EXERCISE GOAL: Look for the word "October" in the entries below, then copy every line that has it.

### DATA EXCERPTS ###

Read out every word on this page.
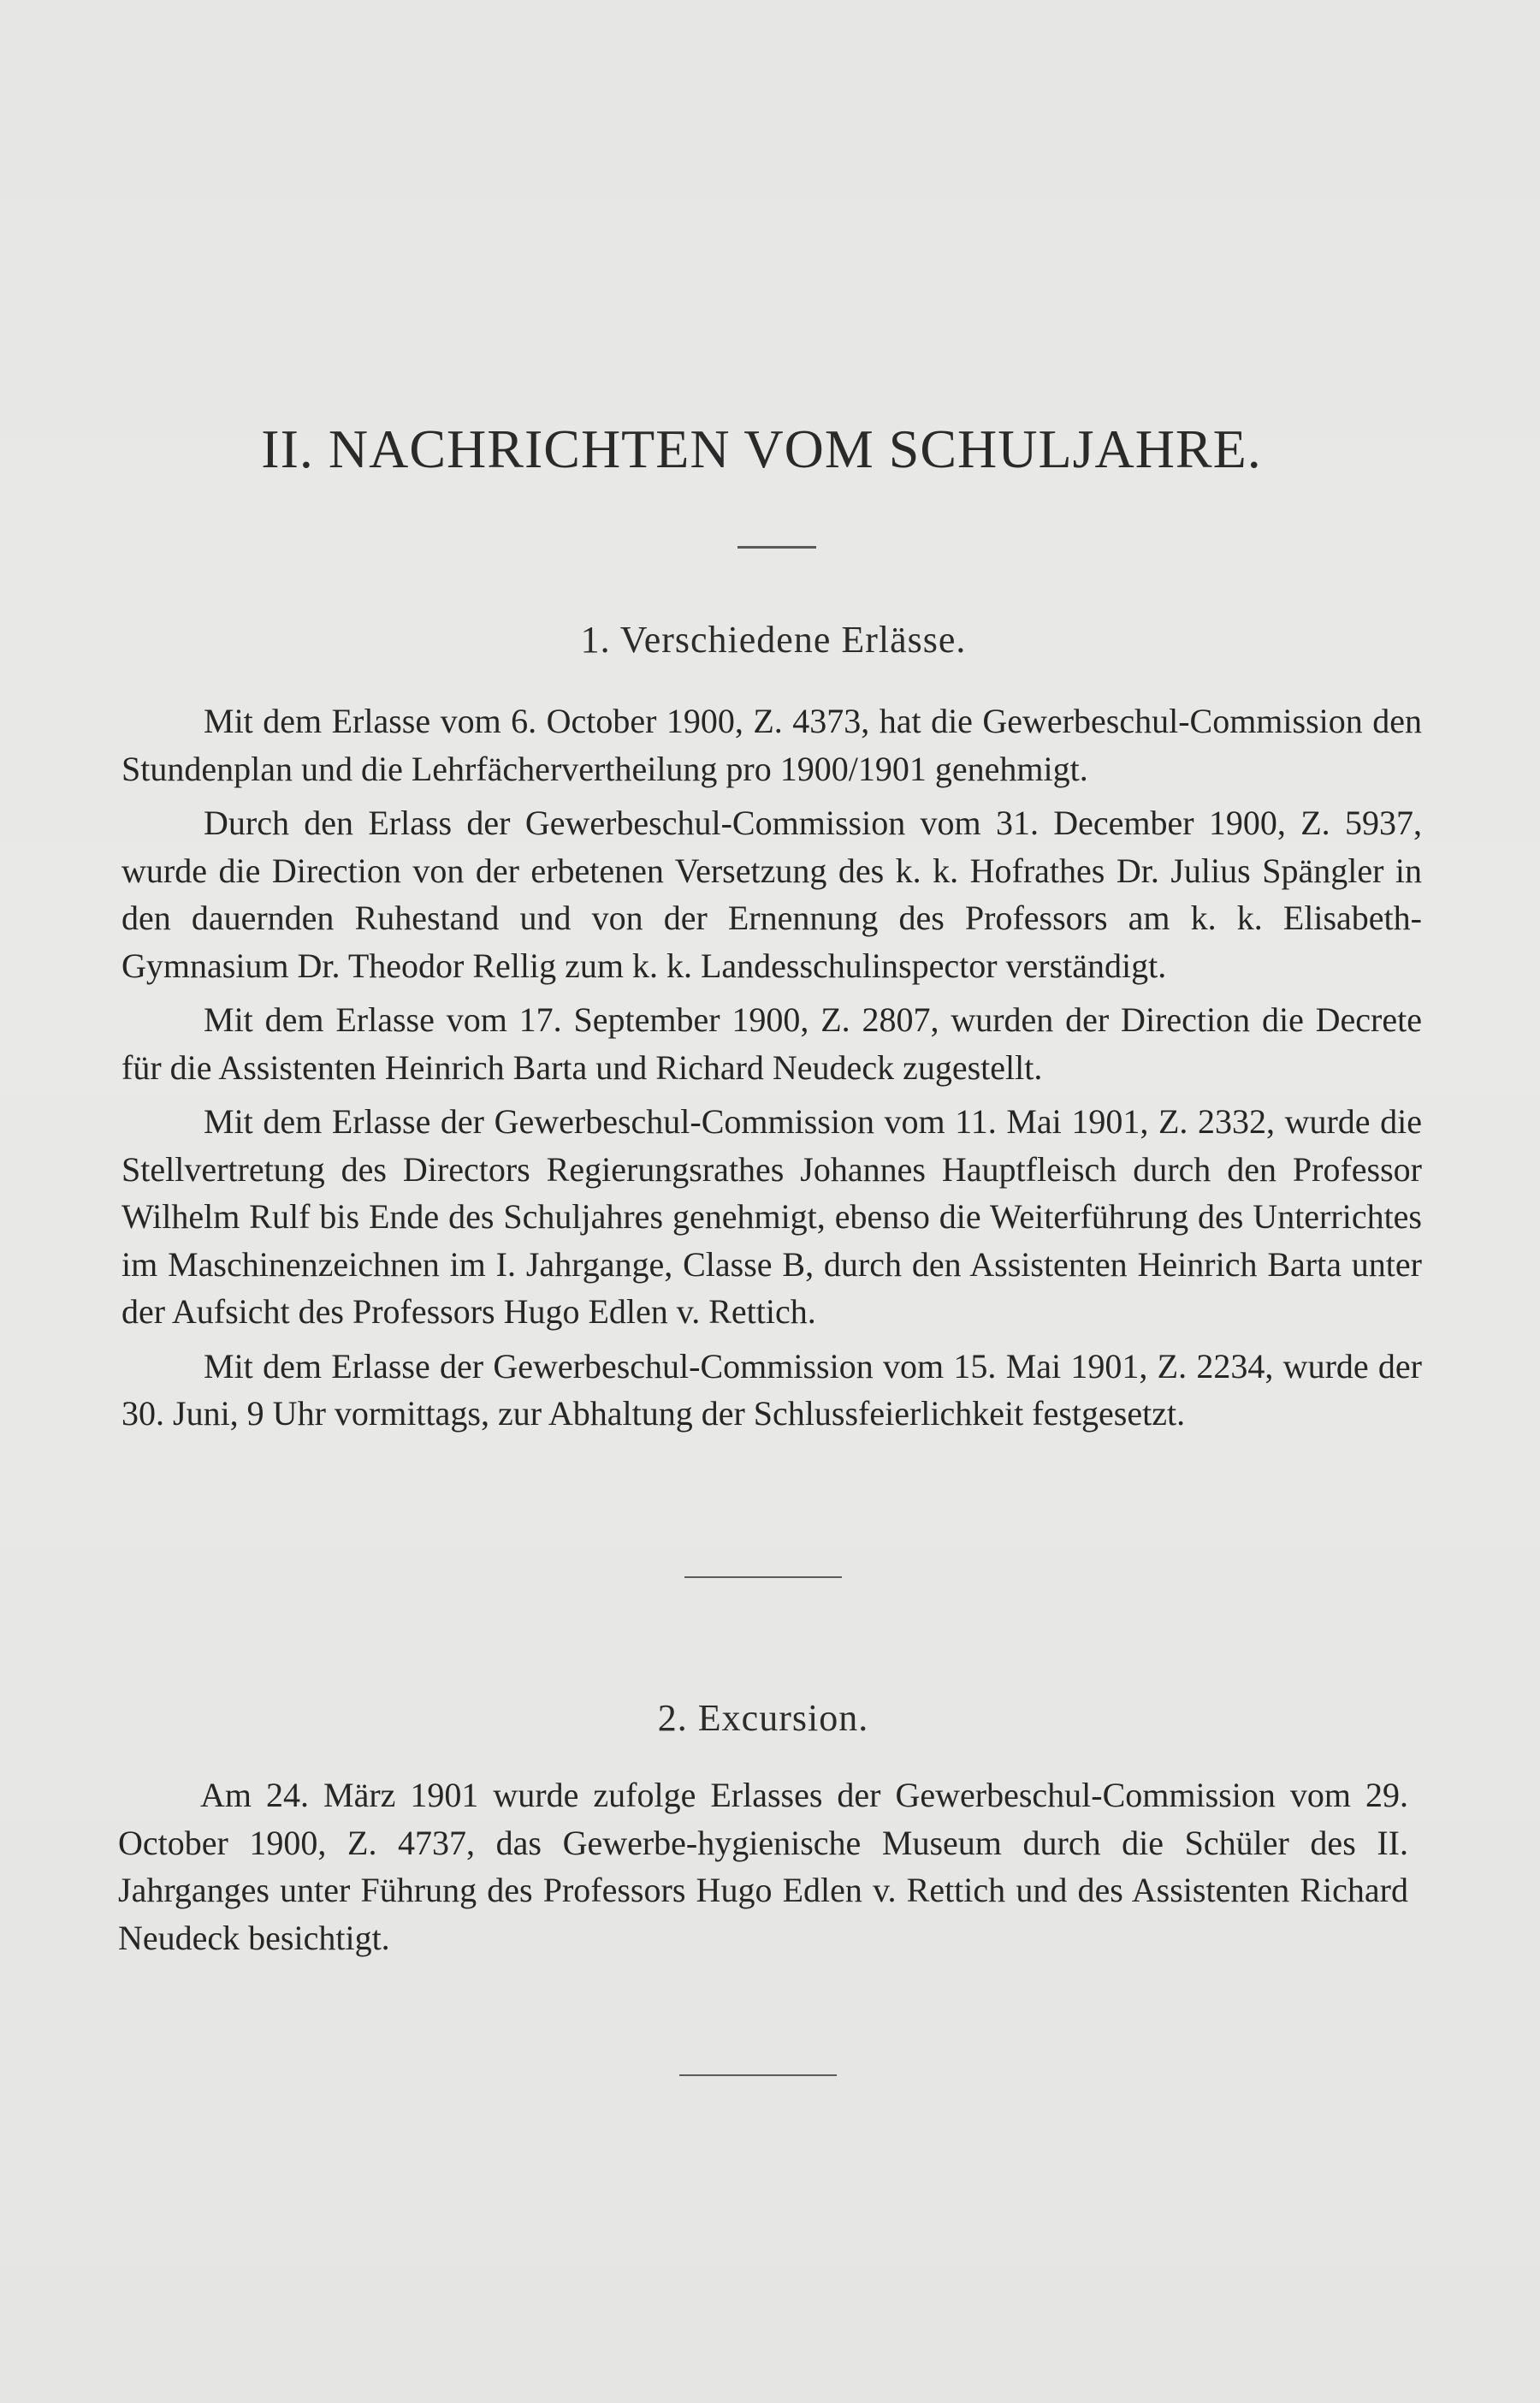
II. NACHRICHTEN VOM SCHULJAHRE.
1. Verschiedene Erlässe.

Mit dem Erlasse vom 6. October 1900, Z. 4373, hat die Gewerbeschul-Commission den Stundenplan und die Lehrfächervertheilung pro 1900/1901 genehmigt.

Durch den Erlass der Gewerbeschul-Commission vom 31. December 1900, Z. 5937, wurde die Direction von der erbetenen Versetzung des k. k. Hofrathes Dr. Julius Spängler in den dauernden Ruhestand und von der Ernennung des Professors am k. k. Elisabeth-Gymnasium Dr. Theodor Rellig zum k. k. Landesschulinspector verständigt.

Mit dem Erlasse vom 17. September 1900, Z. 2807, wurden der Direction die Decrete für die Assistenten Heinrich Barta und Richard Neudeck zugestellt.

Mit dem Erlasse der Gewerbeschul-Commission vom 11. Mai 1901, Z. 2332, wurde die Stellvertretung des Directors Regierungsrathes Johannes Hauptfleisch durch den Professor Wilhelm Rulf bis Ende des Schuljahres genehmigt, ebenso die Weiterführung des Unterrichtes im Maschinenzeichnen im I. Jahrgange, Classe B, durch den Assistenten Heinrich Barta unter der Aufsicht des Professors Hugo Edlen v. Rettich.

Mit dem Erlasse der Gewerbeschul-Commission vom 15. Mai 1901, Z. 2234, wurde der 30. Juni, 9 Uhr vormittags, zur Abhaltung der Schlussfeierlichkeit festgesetzt.

2. Excursion.

Am 24. März 1901 wurde zufolge Erlasses der Gewerbeschul-Commission vom 29. October 1900, Z. 4737, das Gewerbe-hygienische Museum durch die Schüler des II. Jahrganges unter Führung des Professors Hugo Edlen v. Rettich und des Assistenten Richard Neudeck besichtigt.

###

OUTPUT FOR THIS EXERCISE:
Mit dem Erlasse vom 6. October 1900, Z. 4373, hat die Gewerbeschul-Commission den Stundenplan und die Lehrfächervertheilung pro 1900/1901 genehmigt.
Am 24. März 1901 wurde zufolge Erlasses der Gewerbeschul-Commission vom 29. October 1900, Z. 4737, das Gewerbe-hygienische Museum durch die Schüler des II. Jahrganges unter Führung des Professors Hugo Edlen v. Rettich und des Assistenten Richard Neudeck besichtigt.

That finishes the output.